• **Cuplikan Teks**:
◆ ◆ ◆ ◆ ◆ ◆ ◆

Dunia bela diri tanah air kehilangan salah satu sosok atlet berbakat. Rahul Pinem dinyatakan tutup usia usai melompat dari salah satu apartemen di wilayah Bandung. Peristiwa meninggalnya Rahul menjadi pengingat bahwa kesehatan mental di kalangan atlet bukan perkara main-main.
Sabtu (1/6) sore di Apartemen Parahyangan Residen, Ciumbuleuit, Bandung, Jawa Barat, seorang pemuda nekat melompat dari sebuah apartemen. Tubuhnya terkulai lemas di lapangan basket. Petugas apartemen sudah menyadari ada yang tidak beres sebelum kejadian.
Dinas Kebakaran dan Penanggulangan Bencana (Diskar PB) menerima laporan dari pihak apartemen bahwa ada upaya seseorang mengakhiri hidupnya. Petugas pun dikirim ke lokasi untuk melakukan evakuasi. Namun terlambat, korban sudah terlanjur terjun dari ketinggian dan mengalami pendarahan.
Petugas apartemen sejatinya sudah memasang kasur untuk menyelamatkan pemuda tersebut. Namun posisi jatuhnya melenceng dari posisi kasur diletakkan. Pemuda tersebut diketahui merupakan Rahul Pinem, petarung muda berbakat yang dijuluki sebagai Ninja Karo.
Rahul dilarikan ke Rumah Sakit Sartika Asih, kemudian dinyatakan meninggal dunia. Kabar duka pun cepat tersiar. Aura duka menyelimuti gelaran Baku Hantam Championship yang berlangsung di lapangan RANS Nusantara Hebat, Pagedangan, Tangerang, Banten, Sabtu (1/6).

◆ ◆ ◆ ◆ ◆ ◆ ◆

• **Cuplikan Data**:
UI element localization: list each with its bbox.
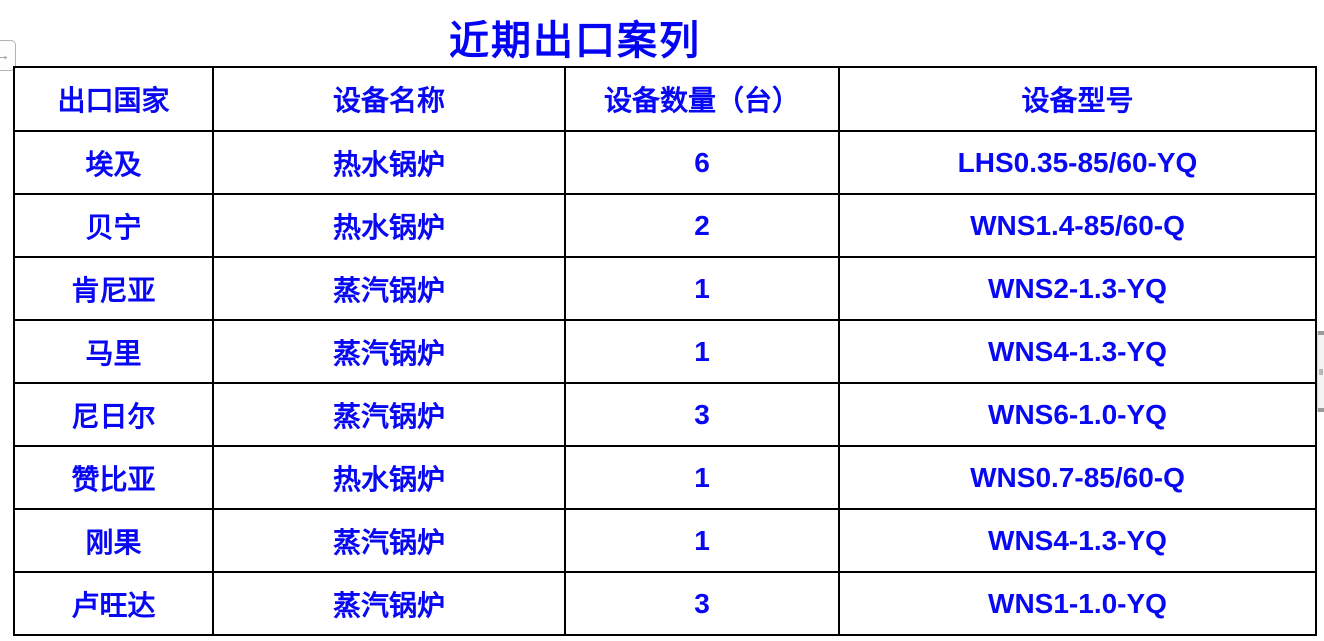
table-row: 卢旺达 蒸汽锅炉 3 WNS1-1.0-YQ (13, 571, 1317, 636)
cell-model: LHS0.35-85/60-YQ (838, 130, 1317, 195)
cell-quantity: 2 (564, 193, 840, 258)
cell-model: WNS2-1.3-YQ (838, 256, 1317, 321)
column-header-model: 设备型号 (838, 66, 1317, 132)
column-header-quantity: 设备数量（台） (564, 66, 840, 132)
column-header-device: 设备名称 (212, 66, 566, 132)
table-row: 埃及 热水锅炉 6 LHS0.35-85/60-YQ (13, 130, 1317, 195)
arrow-right-icon: → (0, 47, 10, 64)
scrollbar-thumb-grip (1319, 368, 1323, 375)
scrollbar-thumb-bottom-cap (1318, 408, 1324, 412)
cell-device: 蒸汽锅炉 (212, 382, 566, 447)
cell-country: 贝宁 (13, 193, 214, 258)
column-header-country: 出口国家 (13, 66, 214, 132)
cell-country: 卢旺达 (13, 571, 214, 636)
table-row: 贝宁 热水锅炉 2 WNS1.4-85/60-Q (13, 193, 1317, 258)
cell-country: 肯尼亚 (13, 256, 214, 321)
export-cases-table: 出口国家 设备名称 设备数量（台） 设备型号 埃及 热水锅炉 6 LHS0.35… (13, 66, 1317, 636)
cell-country: 马里 (13, 319, 214, 384)
page-title: 近期出口案列 (449, 19, 701, 63)
table-row: 赞比亚 热水锅炉 1 WNS0.7-85/60-Q (13, 445, 1317, 510)
scrollbar-thumb-top-cap (1318, 331, 1324, 335)
cell-device: 蒸汽锅炉 (212, 319, 566, 384)
cell-quantity: 1 (564, 319, 840, 384)
cell-country: 埃及 (13, 130, 214, 195)
cell-country: 赞比亚 (13, 445, 214, 510)
cell-model: WNS6-1.0-YQ (838, 382, 1317, 447)
cell-device: 蒸汽锅炉 (212, 508, 566, 573)
cell-device: 蒸汽锅炉 (212, 256, 566, 321)
cell-quantity: 3 (564, 571, 840, 636)
cell-model: WNS0.7-85/60-Q (838, 445, 1317, 510)
cell-quantity: 3 (564, 382, 840, 447)
cell-model: WNS4-1.3-YQ (838, 508, 1317, 573)
cell-model: WNS1.4-85/60-Q (838, 193, 1317, 258)
scroll-right-button[interactable]: → (0, 40, 16, 71)
cell-country: 尼日尔 (13, 382, 214, 447)
cell-model: WNS4-1.3-YQ (838, 319, 1317, 384)
cell-device: 热水锅炉 (212, 445, 566, 510)
cell-quantity: 1 (564, 256, 840, 321)
cell-quantity: 6 (564, 130, 840, 195)
cell-model: WNS1-1.0-YQ (838, 571, 1317, 636)
cell-quantity: 1 (564, 508, 840, 573)
cell-device: 热水锅炉 (212, 193, 566, 258)
vertical-scrollbar-thumb[interactable] (1317, 331, 1324, 412)
cell-country: 刚果 (13, 508, 214, 573)
cell-device: 蒸汽锅炉 (212, 571, 566, 636)
header-row: 出口国家 设备名称 设备数量（台） 设备型号 (13, 66, 1317, 132)
table-row: 刚果 蒸汽锅炉 1 WNS4-1.3-YQ (13, 508, 1317, 573)
table-row: 尼日尔 蒸汽锅炉 3 WNS6-1.0-YQ (13, 382, 1317, 447)
table-row: 肯尼亚 蒸汽锅炉 1 WNS2-1.3-YQ (13, 256, 1317, 321)
cell-quantity: 1 (564, 445, 840, 510)
table-row: 马里 蒸汽锅炉 1 WNS4-1.3-YQ (13, 319, 1317, 384)
cell-device: 热水锅炉 (212, 130, 566, 195)
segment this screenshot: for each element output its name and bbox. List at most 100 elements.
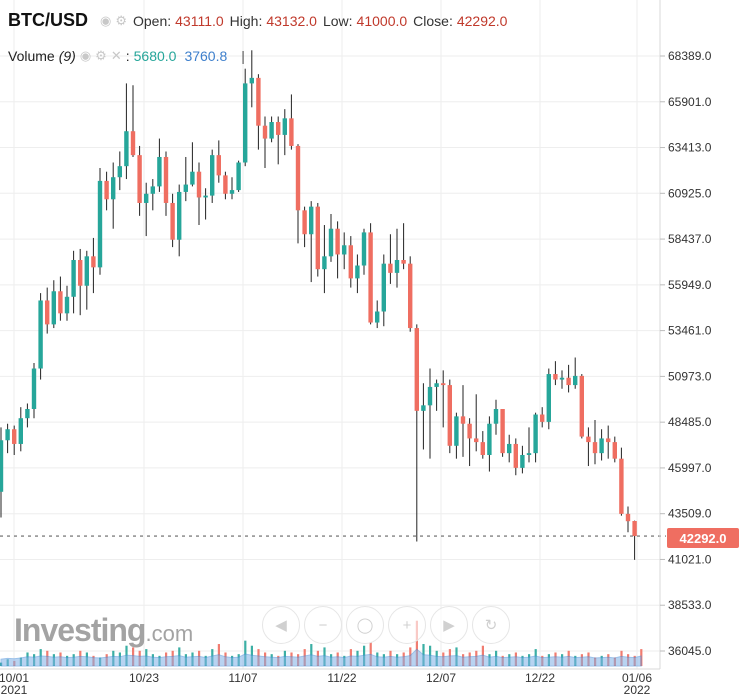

◆ ◆ ◆ ◆ ◆ ◆ ◆

• **Tugas dan Latihan**:
a - Tolong kutip ulang tanpa perubahan baris-baris dari catatan di atas, mulai dari baris yang memuat "table-row: 卢旺达 蒸汽锅炉" dan terus sampai baris yang memuat "table-row: 赞比亚 热水锅炉".
b - Tuliskan lanjutan berita tentang meninggalnya atlet bela diri Rahul Pinem, mulai setelah kalimat terakhir yang ada.

• **Hasil Tiap Tugas**:
a -
table-row: 卢旺达 蒸汽锅炉 3 WNS1-1.0-YQ (13, 571, 1317, 636)
cell-model: LHS0.35-85/60-YQ (838, 130, 1317, 195)
cell-quantity: 2 (564, 193, 840, 258)
cell-model: WNS2-1.3-YQ (838, 256, 1317, 321)
column-header-model: 设备型号 (838, 66, 1317, 132)
column-header-quantity: 设备数量（台） (564, 66, 840, 132)
column-header-device: 设备名称 (212, 66, 566, 132)
table-row: 埃及 热水锅炉 6 LHS0.35-85/60-YQ (13, 130, 1317, 195)
arrow-right-icon: → (0, 47, 10, 64)
scrollbar-thumb-grip (1319, 368, 1323, 375)
scrollbar-thumb-bottom-cap (1318, 408, 1324, 412)
cell-device: 蒸汽锅炉 (212, 382, 566, 447)
cell-country: 贝宁 (13, 193, 214, 258)
column-header-country: 出口国家 (13, 66, 214, 132)
cell-country: 卢旺达 (13, 571, 214, 636)
table-row: 贝宁 热水锅炉 2 WNS1.4-85/60-Q (13, 193, 1317, 258)
cell-country: 肯尼亚 (13, 256, 214, 321)
export-cases-table: 出口国家 设备名称 设备数量（台） 设备型号 埃及 热水锅炉 6 LHS0.35… (13, 66, 1317, 636)
cell-country: 马里 (13, 319, 214, 384)
page-title: 近期出口案列 (449, 19, 701, 63)
table-row: 赞比亚 热水锅炉 1 WNS0.7-85/60-Q (13, 445, 1317, 510)

b -
Pemandu acara mengumumkan atlet muda berbakat, Rahul Pinem tutup usia. Sontak penonton yang hadir menundukkan kepala sembari memanjatkan doa.
Rahul genap berusia 24 tahun pada 4 Maret 2024 silam. Umurnya masih muda, namun kiprahnya di dunia MMA cukup disegani. Sasana H. Brothers, Depok, Jawa Barat adalah tempat dia dibesarkan.
Rahul memulai karier pada tahun 2019 di One Pride MMA, tepatnya di kelas bantam. Sisanya adalah kenangan. Rahul menjelma sebagai salah satu petarung terkuat di tanah air. Belum pernah ada orang yang bisa menumbangkannya.
Tak hanya di MMA, nama Rahul juga harum di dunia tinju. Pria kelahiran Mbetong, Kabupaten Karo, Sumatera Utara itu menyabet gelar WBC Asia Silver usai menumbangkan Larry Siwu pada pertarungan yang digelar di Indonesia Arena, Jakarta, 21 April 2024 lalu.
Rahul menumbangkan Larry dalam laga yang berlangsung delapan ronde. Sebuah prestasi yang luar biasa, sebab Larry merupakan petinju yang jauh lebih senior ketimbang Rahul.
Usia Larry dan Rahul terpaut jarak 17 tahun. Larry sudah malang melintang menyandang berbagai gelar, sedangkan Rahul tergolong anak kemarin sore.
Kegemilangan Rahul di acara Holywings Sport Show adalah kado terakhir yang diberikan almarhum untuk dunia bela diri. Kini, Rahul pamit undur diri, baik dari dunia MMA maupun tinju.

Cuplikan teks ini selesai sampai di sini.